**Task directions:** Write the records out again exactly, leaving no images in.
########
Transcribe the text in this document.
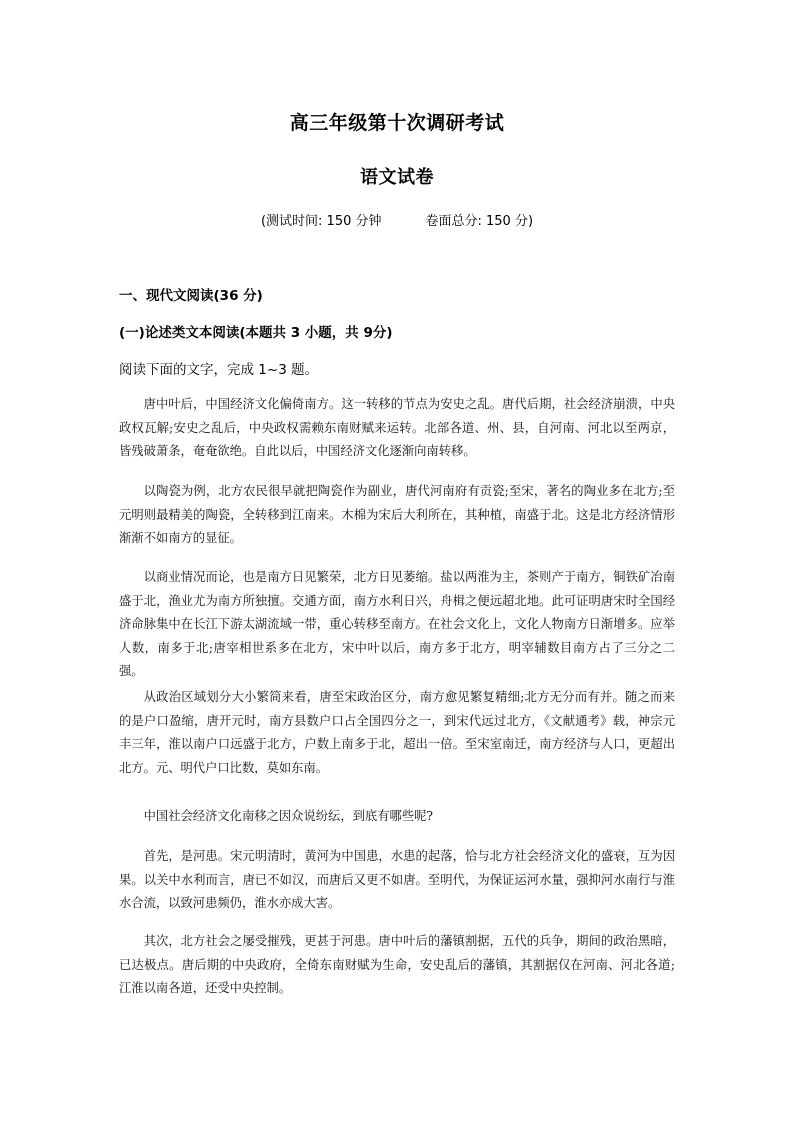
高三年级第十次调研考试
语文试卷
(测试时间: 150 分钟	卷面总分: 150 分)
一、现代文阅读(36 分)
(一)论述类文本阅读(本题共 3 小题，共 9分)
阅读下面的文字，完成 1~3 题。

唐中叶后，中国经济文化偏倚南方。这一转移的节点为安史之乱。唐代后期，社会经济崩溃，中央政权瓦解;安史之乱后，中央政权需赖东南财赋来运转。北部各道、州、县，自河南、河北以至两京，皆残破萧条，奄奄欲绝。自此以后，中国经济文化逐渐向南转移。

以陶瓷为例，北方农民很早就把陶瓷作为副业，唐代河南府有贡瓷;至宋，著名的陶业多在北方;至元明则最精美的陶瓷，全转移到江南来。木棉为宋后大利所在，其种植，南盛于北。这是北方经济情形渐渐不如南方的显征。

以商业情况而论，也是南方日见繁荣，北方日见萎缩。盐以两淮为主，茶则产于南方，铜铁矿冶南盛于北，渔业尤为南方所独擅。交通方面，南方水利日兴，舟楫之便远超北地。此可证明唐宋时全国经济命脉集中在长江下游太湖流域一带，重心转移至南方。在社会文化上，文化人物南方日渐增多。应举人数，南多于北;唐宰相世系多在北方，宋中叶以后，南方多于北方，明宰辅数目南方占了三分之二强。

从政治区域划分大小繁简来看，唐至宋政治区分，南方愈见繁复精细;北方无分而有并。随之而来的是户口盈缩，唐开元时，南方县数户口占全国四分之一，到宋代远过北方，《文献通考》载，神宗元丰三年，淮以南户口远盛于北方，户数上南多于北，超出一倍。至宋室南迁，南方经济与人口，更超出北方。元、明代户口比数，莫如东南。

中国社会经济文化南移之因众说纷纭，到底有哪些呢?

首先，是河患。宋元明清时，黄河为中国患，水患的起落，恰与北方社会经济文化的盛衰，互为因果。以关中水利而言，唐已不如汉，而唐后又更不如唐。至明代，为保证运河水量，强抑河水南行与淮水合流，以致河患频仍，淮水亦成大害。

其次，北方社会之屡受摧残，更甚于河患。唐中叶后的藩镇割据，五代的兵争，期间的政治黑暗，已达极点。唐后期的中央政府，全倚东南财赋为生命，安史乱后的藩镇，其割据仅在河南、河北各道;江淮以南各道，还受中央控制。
########
**Answer below:**
Transcribe the text in this document.
高三年级第十次调研考试
语文试卷
(测试时间: 150 分钟	卷面总分: 150 分)
一、现代文阅读(36 分)
(一)论述类文本阅读(本题共 3 小题，共 9分)
阅读下面的文字，完成 1~3 题。

唐中叶后，中国经济文化偏倚南方。这一转移的节点为安史之乱。唐代后期，社会经济崩溃，中央政权瓦解;安史之乱后，中央政权需赖东南财赋来运转。北部各道、州、县，自河南、河北以至两京，皆残破萧条，奄奄欲绝。自此以后，中国经济文化逐渐向南转移。

以陶瓷为例，北方农民很早就把陶瓷作为副业，唐代河南府有贡瓷;至宋，著名的陶业多在北方;至元明则最精美的陶瓷，全转移到江南来。木棉为宋后大利所在，其种植，南盛于北。这是北方经济情形渐渐不如南方的显征。

以商业情况而论，也是南方日见繁荣，北方日见萎缩。盐以两淮为主，茶则产于南方，铜铁矿冶南盛于北，渔业尤为南方所独擅。交通方面，南方水利日兴，舟楫之便远超北地。此可证明唐宋时全国经济命脉集中在长江下游太湖流域一带，重心转移至南方。在社会文化上，文化人物南方日渐增多。应举人数，南多于北;唐宰相世系多在北方，宋中叶以后，南方多于北方，明宰辅数目南方占了三分之二强。

从政治区域划分大小繁简来看，唐至宋政治区分，南方愈见繁复精细;北方无分而有并。随之而来的是户口盈缩，唐开元时，南方县数户口占全国四分之一，到宋代远过北方，《文献通考》载，神宗元丰三年，淮以南户口远盛于北方，户数上南多于北，超出一倍。至宋室南迁，南方经济与人口，更超出北方。元、明代户口比数，莫如东南。

中国社会经济文化南移之因众说纷纭，到底有哪些呢?

首先，是河患。宋元明清时，黄河为中国患，水患的起落，恰与北方社会经济文化的盛衰，互为因果。以关中水利而言，唐已不如汉，而唐后又更不如唐。至明代，为保证运河水量，强抑河水南行与淮水合流，以致河患频仍，淮水亦成大害。

其次，北方社会之屡受摧残，更甚于河患。唐中叶后的藩镇割据，五代的兵争，期间的政治黑暗，已达极点。唐后期的中央政府，全倚东南财赋为生命，安史乱后的藩镇，其割据仅在河南、河北各道;江淮以南各道，还受中央控制。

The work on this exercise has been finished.